-- Data for this exercise start --

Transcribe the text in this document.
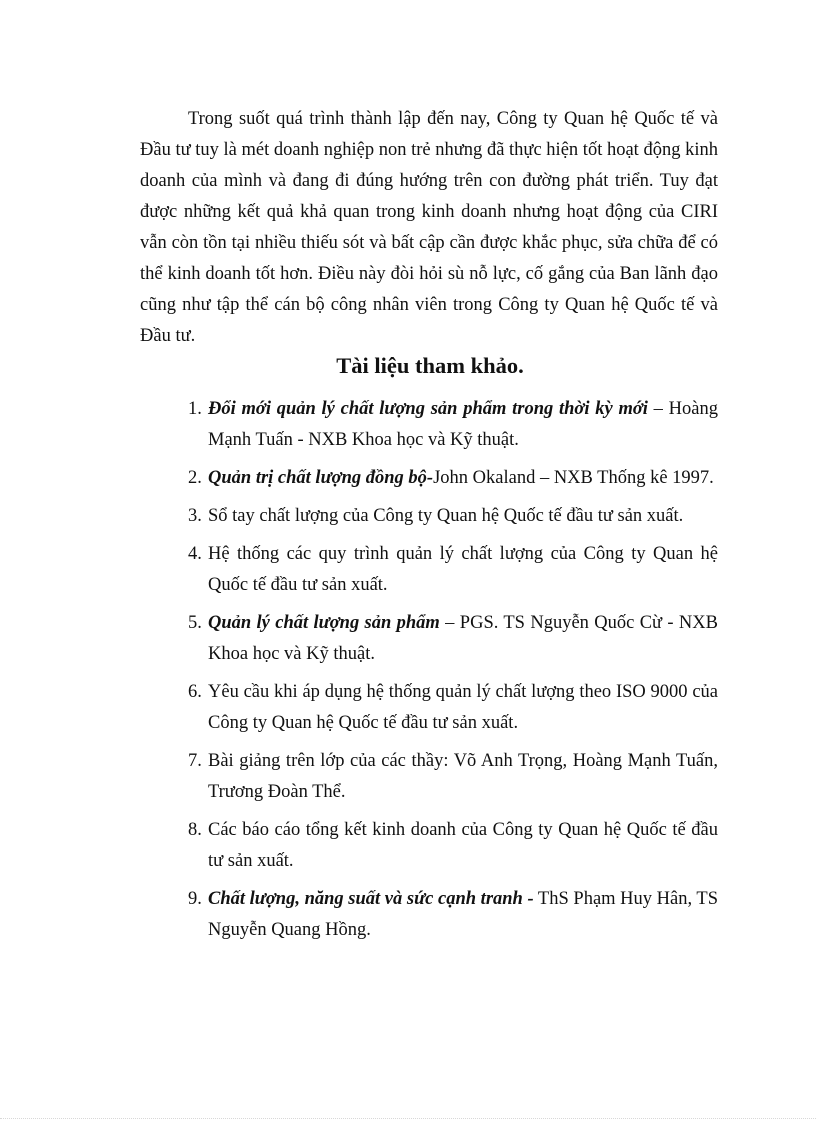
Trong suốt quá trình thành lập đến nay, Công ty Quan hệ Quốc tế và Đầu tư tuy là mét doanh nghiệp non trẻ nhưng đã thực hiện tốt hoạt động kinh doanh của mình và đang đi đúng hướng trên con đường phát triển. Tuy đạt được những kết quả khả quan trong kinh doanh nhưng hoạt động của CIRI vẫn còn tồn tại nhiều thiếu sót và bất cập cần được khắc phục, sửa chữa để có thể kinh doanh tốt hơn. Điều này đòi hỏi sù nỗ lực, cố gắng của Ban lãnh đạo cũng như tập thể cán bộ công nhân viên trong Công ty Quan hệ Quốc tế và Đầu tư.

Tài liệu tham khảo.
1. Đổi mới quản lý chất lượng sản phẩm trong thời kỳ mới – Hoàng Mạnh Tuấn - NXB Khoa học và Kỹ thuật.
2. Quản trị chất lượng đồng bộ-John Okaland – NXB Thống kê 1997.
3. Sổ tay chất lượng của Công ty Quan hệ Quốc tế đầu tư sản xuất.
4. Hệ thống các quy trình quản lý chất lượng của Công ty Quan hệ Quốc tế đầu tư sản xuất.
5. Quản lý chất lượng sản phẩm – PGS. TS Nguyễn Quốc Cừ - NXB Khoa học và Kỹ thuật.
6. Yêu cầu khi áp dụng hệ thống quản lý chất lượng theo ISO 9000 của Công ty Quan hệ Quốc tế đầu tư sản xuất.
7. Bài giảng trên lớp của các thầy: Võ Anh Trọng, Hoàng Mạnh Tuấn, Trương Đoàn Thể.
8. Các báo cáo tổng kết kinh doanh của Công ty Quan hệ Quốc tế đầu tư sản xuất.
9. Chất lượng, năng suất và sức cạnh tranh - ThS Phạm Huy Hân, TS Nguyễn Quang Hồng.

-- Data for this exercise end --

> Set problem
Lines in the records that hold the word "Khoa" are to be counted; give only the total.

> Exercise answer
2